* _Task to carry out_:
Repeat the listing below in full, exactly as it stands.

* _Recorded information_:
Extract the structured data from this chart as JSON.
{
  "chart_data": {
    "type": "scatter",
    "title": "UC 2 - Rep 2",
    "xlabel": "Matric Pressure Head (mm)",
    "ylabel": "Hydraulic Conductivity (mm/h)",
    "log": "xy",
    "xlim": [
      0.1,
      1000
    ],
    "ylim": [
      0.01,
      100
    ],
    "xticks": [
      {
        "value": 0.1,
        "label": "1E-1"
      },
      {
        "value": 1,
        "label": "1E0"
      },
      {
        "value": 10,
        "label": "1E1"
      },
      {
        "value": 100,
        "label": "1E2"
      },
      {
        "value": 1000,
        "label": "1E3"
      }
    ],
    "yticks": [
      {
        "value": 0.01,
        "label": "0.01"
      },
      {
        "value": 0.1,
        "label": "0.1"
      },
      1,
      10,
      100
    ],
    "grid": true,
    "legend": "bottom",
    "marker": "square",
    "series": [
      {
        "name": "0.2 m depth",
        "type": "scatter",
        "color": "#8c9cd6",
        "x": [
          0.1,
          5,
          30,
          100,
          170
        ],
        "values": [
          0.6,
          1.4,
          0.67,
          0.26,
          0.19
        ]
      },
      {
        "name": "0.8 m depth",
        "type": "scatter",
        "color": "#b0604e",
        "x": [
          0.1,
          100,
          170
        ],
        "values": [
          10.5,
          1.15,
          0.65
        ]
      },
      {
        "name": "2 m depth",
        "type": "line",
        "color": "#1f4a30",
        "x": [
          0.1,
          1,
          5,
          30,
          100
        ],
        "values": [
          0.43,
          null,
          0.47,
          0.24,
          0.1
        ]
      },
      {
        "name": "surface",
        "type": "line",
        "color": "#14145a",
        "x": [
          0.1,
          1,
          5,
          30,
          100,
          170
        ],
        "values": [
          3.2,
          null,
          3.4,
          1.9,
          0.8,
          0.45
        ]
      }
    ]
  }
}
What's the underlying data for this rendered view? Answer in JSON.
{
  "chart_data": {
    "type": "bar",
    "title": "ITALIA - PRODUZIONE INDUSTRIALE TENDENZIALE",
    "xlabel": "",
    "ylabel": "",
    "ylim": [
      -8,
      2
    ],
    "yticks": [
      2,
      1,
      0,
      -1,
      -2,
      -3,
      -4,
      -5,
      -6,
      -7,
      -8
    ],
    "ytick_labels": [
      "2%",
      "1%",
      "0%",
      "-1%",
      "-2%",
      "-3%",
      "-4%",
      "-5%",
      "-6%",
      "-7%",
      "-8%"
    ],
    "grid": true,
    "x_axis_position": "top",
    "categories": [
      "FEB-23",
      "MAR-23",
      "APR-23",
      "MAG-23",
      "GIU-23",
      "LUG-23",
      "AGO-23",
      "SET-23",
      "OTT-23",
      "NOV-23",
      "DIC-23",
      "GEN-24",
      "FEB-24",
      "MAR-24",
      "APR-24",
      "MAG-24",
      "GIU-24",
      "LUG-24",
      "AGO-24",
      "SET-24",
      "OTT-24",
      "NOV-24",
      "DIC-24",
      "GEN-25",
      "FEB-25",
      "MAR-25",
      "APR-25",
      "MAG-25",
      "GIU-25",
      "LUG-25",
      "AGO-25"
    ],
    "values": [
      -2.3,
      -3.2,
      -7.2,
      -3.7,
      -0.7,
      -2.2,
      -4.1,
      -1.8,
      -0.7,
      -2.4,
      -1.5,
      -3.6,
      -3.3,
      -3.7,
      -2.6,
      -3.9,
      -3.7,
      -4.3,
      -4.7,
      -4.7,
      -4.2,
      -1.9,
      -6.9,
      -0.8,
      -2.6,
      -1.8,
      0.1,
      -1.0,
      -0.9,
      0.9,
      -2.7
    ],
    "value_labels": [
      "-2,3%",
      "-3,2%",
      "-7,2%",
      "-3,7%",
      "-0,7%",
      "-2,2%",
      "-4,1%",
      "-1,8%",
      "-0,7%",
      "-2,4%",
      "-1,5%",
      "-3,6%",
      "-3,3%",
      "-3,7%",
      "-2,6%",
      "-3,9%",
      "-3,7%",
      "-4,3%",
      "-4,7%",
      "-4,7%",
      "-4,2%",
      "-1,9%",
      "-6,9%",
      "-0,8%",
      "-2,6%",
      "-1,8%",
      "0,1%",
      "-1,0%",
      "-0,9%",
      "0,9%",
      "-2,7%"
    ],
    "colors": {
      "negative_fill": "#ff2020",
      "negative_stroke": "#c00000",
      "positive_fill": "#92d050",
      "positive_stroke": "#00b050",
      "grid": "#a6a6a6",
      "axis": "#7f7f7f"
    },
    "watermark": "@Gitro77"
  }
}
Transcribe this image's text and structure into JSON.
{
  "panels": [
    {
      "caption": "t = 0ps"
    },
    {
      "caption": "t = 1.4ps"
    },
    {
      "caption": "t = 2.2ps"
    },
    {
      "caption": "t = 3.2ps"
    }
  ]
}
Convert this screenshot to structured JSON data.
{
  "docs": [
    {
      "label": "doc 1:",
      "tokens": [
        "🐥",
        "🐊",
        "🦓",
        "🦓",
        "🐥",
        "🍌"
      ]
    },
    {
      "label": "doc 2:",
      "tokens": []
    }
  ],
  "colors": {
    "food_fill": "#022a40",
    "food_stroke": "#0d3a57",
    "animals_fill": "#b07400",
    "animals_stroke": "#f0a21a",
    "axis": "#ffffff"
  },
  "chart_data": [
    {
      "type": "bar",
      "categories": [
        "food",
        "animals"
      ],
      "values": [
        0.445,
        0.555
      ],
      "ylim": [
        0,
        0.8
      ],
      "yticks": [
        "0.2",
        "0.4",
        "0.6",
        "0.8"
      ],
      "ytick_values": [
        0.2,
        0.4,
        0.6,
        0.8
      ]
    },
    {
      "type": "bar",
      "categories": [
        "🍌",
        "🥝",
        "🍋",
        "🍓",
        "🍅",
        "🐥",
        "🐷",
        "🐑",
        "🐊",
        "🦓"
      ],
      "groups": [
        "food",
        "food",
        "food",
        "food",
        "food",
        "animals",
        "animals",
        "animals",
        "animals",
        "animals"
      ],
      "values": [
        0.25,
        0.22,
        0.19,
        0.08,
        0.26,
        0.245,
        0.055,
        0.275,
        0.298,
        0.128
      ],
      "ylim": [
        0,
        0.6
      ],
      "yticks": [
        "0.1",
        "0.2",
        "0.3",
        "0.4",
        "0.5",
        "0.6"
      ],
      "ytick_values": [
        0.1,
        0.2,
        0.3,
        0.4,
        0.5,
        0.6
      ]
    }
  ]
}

* _Correct output_:
Extract the structured data from this chart as JSON.
{
  "chart_data": {
    "type": "scatter",
    "title": "UC 2 - Rep 2",
    "xlabel": "Matric Pressure Head (mm)",
    "ylabel": "Hydraulic Conductivity (mm/h)",
    "log": "xy",
    "xlim": [
      0.1,
      1000
    ],
    "ylim": [
      0.01,
      100
    ],
    "xticks": [
      {
        "value": 0.1,
        "label": "1E-1"
      },
      {
        "value": 1,
        "label": "1E0"
      },
      {
        "value": 10,
        "label": "1E1"
      },
      {
        "value": 100,
        "label": "1E2"
      },
      {
        "value": 1000,
        "label": "1E3"
      }
    ],
    "yticks": [
      {
        "value": 0.01,
        "label": "0.01"
      },
      {
        "value": 0.1,
        "label": "0.1"
      },
      1,
      10,
      100
    ],
    "grid": true,
    "legend": "bottom",
    "marker": "square",
    "series": [
      {
        "name": "0.2 m depth",
        "type": "scatter",
        "color": "#8c9cd6",
        "x": [
          0.1,
          5,
          30,
          100,
          170
        ],
        "values": [
          0.6,
          1.4,
          0.67,
          0.26,
          0.19
        ]
      },
      {
        "name": "0.8 m depth",
        "type": "scatter",
        "color": "#b0604e",
        "x": [
          0.1,
          100,
          170
        ],
        "values": [
          10.5,
          1.15,
          0.65
        ]
      },
      {
        "name": "2 m depth",
        "type": "line",
        "color": "#1f4a30",
        "x": [
          0.1,
          1,
          5,
          30,
          100
        ],
        "values": [
          0.43,
          null,
          0.47,
          0.24,
          0.1
        ]
      },
      {
        "name": "surface",
        "type": "line",
        "color": "#14145a",
        "x": [
          0.1,
          1,
          5,
          30,
          100,
          170
        ],
        "values": [
          3.2,
          null,
          3.4,
          1.9,
          0.8,
          0.45
        ]
      }
    ]
  }
}
What's the underlying data for this rendered view? Answer in JSON.
{
  "chart_data": {
    "type": "bar",
    "title": "ITALIA - PRODUZIONE INDUSTRIALE TENDENZIALE",
    "xlabel": "",
    "ylabel": "",
    "ylim": [
      -8,
      2
    ],
    "yticks": [
      2,
      1,
      0,
      -1,
      -2,
      -3,
      -4,
      -5,
      -6,
      -7,
      -8
    ],
    "ytick_labels": [
      "2%",
      "1%",
      "0%",
      "-1%",
      "-2%",
      "-3%",
      "-4%",
      "-5%",
      "-6%",
      "-7%",
      "-8%"
    ],
    "grid": true,
    "x_axis_position": "top",
    "categories": [
      "FEB-23",
      "MAR-23",
      "APR-23",
      "MAG-23",
      "GIU-23",
      "LUG-23",
      "AGO-23",
      "SET-23",
      "OTT-23",
      "NOV-23",
      "DIC-23",
      "GEN-24",
      "FEB-24",
      "MAR-24",
      "APR-24",
      "MAG-24",
      "GIU-24",
      "LUG-24",
      "AGO-24",
      "SET-24",
      "OTT-24",
      "NOV-24",
      "DIC-24",
      "GEN-25",
      "FEB-25",
      "MAR-25",
      "APR-25",
      "MAG-25",
      "GIU-25",
      "LUG-25",
      "AGO-25"
    ],
    "values": [
      -2.3,
      -3.2,
      -7.2,
      -3.7,
      -0.7,
      -2.2,
      -4.1,
      -1.8,
      -0.7,
      -2.4,
      -1.5,
      -3.6,
      -3.3,
      -3.7,
      -2.6,
      -3.9,
      -3.7,
      -4.3,
      -4.7,
      -4.7,
      -4.2,
      -1.9,
      -6.9,
      -0.8,
      -2.6,
      -1.8,
      0.1,
      -1.0,
      -0.9,
      0.9,
      -2.7
    ],
    "value_labels": [
      "-2,3%",
      "-3,2%",
      "-7,2%",
      "-3,7%",
      "-0,7%",
      "-2,2%",
      "-4,1%",
      "-1,8%",
      "-0,7%",
      "-2,4%",
      "-1,5%",
      "-3,6%",
      "-3,3%",
      "-3,7%",
      "-2,6%",
      "-3,9%",
      "-3,7%",
      "-4,3%",
      "-4,7%",
      "-4,7%",
      "-4,2%",
      "-1,9%",
      "-6,9%",
      "-0,8%",
      "-2,6%",
      "-1,8%",
      "0,1%",
      "-1,0%",
      "-0,9%",
      "0,9%",
      "-2,7%"
    ],
    "colors": {
      "negative_fill": "#ff2020",
      "negative_stroke": "#c00000",
      "positive_fill": "#92d050",
      "positive_stroke": "#00b050",
      "grid": "#a6a6a6",
      "axis": "#7f7f7f"
    },
    "watermark": "@Gitro77"
  }
}
Transcribe this image's text and structure into JSON.
{
  "panels": [
    {
      "caption": "t = 0ps"
    },
    {
      "caption": "t = 1.4ps"
    },
    {
      "caption": "t = 2.2ps"
    },
    {
      "caption": "t = 3.2ps"
    }
  ]
}
Convert this screenshot to structured JSON data.
{
  "docs": [
    {
      "label": "doc 1:",
      "tokens": [
        "🐥",
        "🐊",
        "🦓",
        "🦓",
        "🐥",
        "🍌"
      ]
    },
    {
      "label": "doc 2:",
      "tokens": []
    }
  ],
  "colors": {
    "food_fill": "#022a40",
    "food_stroke": "#0d3a57",
    "animals_fill": "#b07400",
    "animals_stroke": "#f0a21a",
    "axis": "#ffffff"
  },
  "chart_data": [
    {
      "type": "bar",
      "categories": [
        "food",
        "animals"
      ],
      "values": [
        0.445,
        0.555
      ],
      "ylim": [
        0,
        0.8
      ],
      "yticks": [
        "0.2",
        "0.4",
        "0.6",
        "0.8"
      ],
      "ytick_values": [
        0.2,
        0.4,
        0.6,
        0.8
      ]
    },
    {
      "type": "bar",
      "categories": [
        "🍌",
        "🥝",
        "🍋",
        "🍓",
        "🍅",
        "🐥",
        "🐷",
        "🐑",
        "🐊",
        "🦓"
      ],
      "groups": [
        "food",
        "food",
        "food",
        "food",
        "food",
        "animals",
        "animals",
        "animals",
        "animals",
        "animals"
      ],
      "values": [
        0.25,
        0.22,
        0.19,
        0.08,
        0.26,
        0.245,
        0.055,
        0.275,
        0.298,
        0.128
      ],
      "ylim": [
        0,
        0.6
      ],
      "yticks": [
        "0.1",
        "0.2",
        "0.3",
        "0.4",
        "0.5",
        "0.6"
      ],
      "ytick_values": [
        0.1,
        0.2,
        0.3,
        0.4,
        0.5,
        0.6
      ]
    }
  ]
}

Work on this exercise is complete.